- **Exercise requirements**
Locate the lines that hold the string "improving". Copy every such line.
****************
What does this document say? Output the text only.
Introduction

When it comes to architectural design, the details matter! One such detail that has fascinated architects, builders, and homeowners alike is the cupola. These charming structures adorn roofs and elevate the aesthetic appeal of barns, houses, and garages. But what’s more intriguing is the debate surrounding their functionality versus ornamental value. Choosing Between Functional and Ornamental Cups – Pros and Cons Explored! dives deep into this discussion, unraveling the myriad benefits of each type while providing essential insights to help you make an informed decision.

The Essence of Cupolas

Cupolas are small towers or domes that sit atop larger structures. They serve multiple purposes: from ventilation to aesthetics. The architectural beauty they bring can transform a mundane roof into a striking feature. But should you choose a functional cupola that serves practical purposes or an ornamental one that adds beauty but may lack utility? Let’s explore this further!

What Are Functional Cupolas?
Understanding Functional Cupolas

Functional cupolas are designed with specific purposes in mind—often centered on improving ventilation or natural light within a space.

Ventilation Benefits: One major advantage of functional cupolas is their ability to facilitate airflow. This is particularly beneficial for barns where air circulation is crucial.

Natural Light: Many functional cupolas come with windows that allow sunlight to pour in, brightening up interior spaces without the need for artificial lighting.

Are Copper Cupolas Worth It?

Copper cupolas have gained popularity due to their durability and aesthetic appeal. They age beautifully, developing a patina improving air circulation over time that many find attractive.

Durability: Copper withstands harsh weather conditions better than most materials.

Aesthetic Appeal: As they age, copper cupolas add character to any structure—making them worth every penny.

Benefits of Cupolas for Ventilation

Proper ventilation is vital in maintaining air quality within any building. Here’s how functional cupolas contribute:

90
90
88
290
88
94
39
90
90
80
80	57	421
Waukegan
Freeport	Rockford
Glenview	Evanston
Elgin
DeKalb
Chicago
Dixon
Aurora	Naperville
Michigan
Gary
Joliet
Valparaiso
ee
****************
- **Result for this exercise**
Functional cupolas are designed with specific purposes in mind—often centered on improving ventilation or natural light within a space.
Copper cupolas have gained popularity due to their durability and aesthetic appeal. They age beautifully, developing a patina improving air circulation over time that many find attractive.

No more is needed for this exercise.